Problem to work on =>
Sort through the entries below and pull out lines containing the word "Sampling".

Available data =>
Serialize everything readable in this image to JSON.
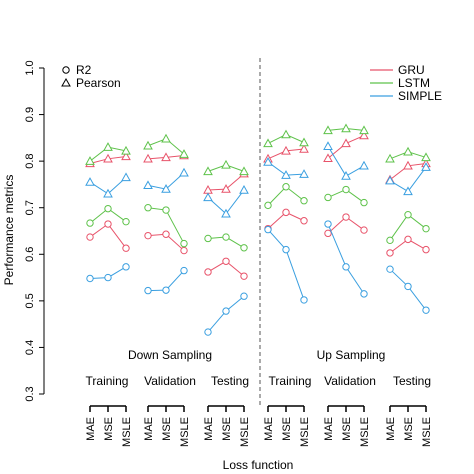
{
  "chart_data": {
    "type": "line",
    "title": "",
    "xlabel": "Loss function",
    "ylabel": "Performance metrics",
    "ylim": [
      0.3,
      1.0
    ],
    "yticks": [
      0.3,
      0.4,
      0.5,
      0.6,
      0.7,
      0.8,
      0.9,
      1.0
    ],
    "sections": [
      {
        "label": "Down Sampling",
        "groups": [
          "Training",
          "Validation",
          "Testing"
        ]
      },
      {
        "label": "Up Sampling",
        "groups": [
          "Training",
          "Validation",
          "Testing"
        ]
      }
    ],
    "loss_functions": [
      "MAE",
      "MSE",
      "MSLE"
    ],
    "metrics": [
      {
        "name": "R2",
        "marker": "circle"
      },
      {
        "name": "Pearson",
        "marker": "triangle"
      }
    ],
    "models": [
      {
        "name": "GRU",
        "color": "#e8536a"
      },
      {
        "name": "LSTM",
        "color": "#5ec24a"
      },
      {
        "name": "SIMPLE",
        "color": "#3a9fe0"
      }
    ],
    "data": {
      "GRU": {
        "R2": [
          [
            0.637,
            0.665,
            0.613
          ],
          [
            0.64,
            0.643,
            0.608
          ],
          [
            0.562,
            0.585,
            0.553
          ],
          [
            0.655,
            0.69,
            0.672
          ],
          [
            0.645,
            0.68,
            0.652
          ],
          [
            0.603,
            0.632,
            0.61
          ]
        ],
        "Pearson": [
          [
            0.795,
            0.805,
            0.81
          ],
          [
            0.805,
            0.808,
            0.812
          ],
          [
            0.738,
            0.74,
            0.773
          ],
          [
            0.805,
            0.822,
            0.826
          ],
          [
            0.806,
            0.838,
            0.855
          ],
          [
            0.76,
            0.79,
            0.795
          ]
        ]
      },
      "LSTM": {
        "R2": [
          [
            0.667,
            0.698,
            0.67
          ],
          [
            0.7,
            0.695,
            0.623
          ],
          [
            0.634,
            0.637,
            0.614
          ],
          [
            0.705,
            0.745,
            0.715
          ],
          [
            0.722,
            0.739,
            0.711
          ],
          [
            0.63,
            0.685,
            0.655
          ]
        ],
        "Pearson": [
          [
            0.8,
            0.83,
            0.822
          ],
          [
            0.833,
            0.848,
            0.815
          ],
          [
            0.778,
            0.792,
            0.778
          ],
          [
            0.838,
            0.857,
            0.84
          ],
          [
            0.866,
            0.87,
            0.866
          ],
          [
            0.805,
            0.82,
            0.808
          ]
        ]
      },
      "SIMPLE": {
        "R2": [
          [
            0.548,
            0.55,
            0.573
          ],
          [
            0.522,
            0.523,
            0.565
          ],
          [
            0.433,
            0.478,
            0.51
          ],
          [
            0.653,
            0.61,
            0.502
          ],
          [
            0.665,
            0.573,
            0.515
          ],
          [
            0.568,
            0.531,
            0.48
          ]
        ],
        "Pearson": [
          [
            0.755,
            0.73,
            0.765
          ],
          [
            0.748,
            0.74,
            0.775
          ],
          [
            0.722,
            0.687,
            0.738
          ],
          [
            0.798,
            0.77,
            0.772
          ],
          [
            0.832,
            0.768,
            0.79
          ],
          [
            0.758,
            0.735,
            0.787
          ]
        ]
      }
    }
  }
}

Right answer =>
        "label": "Down Sampling",
        "label": "Up Sampling",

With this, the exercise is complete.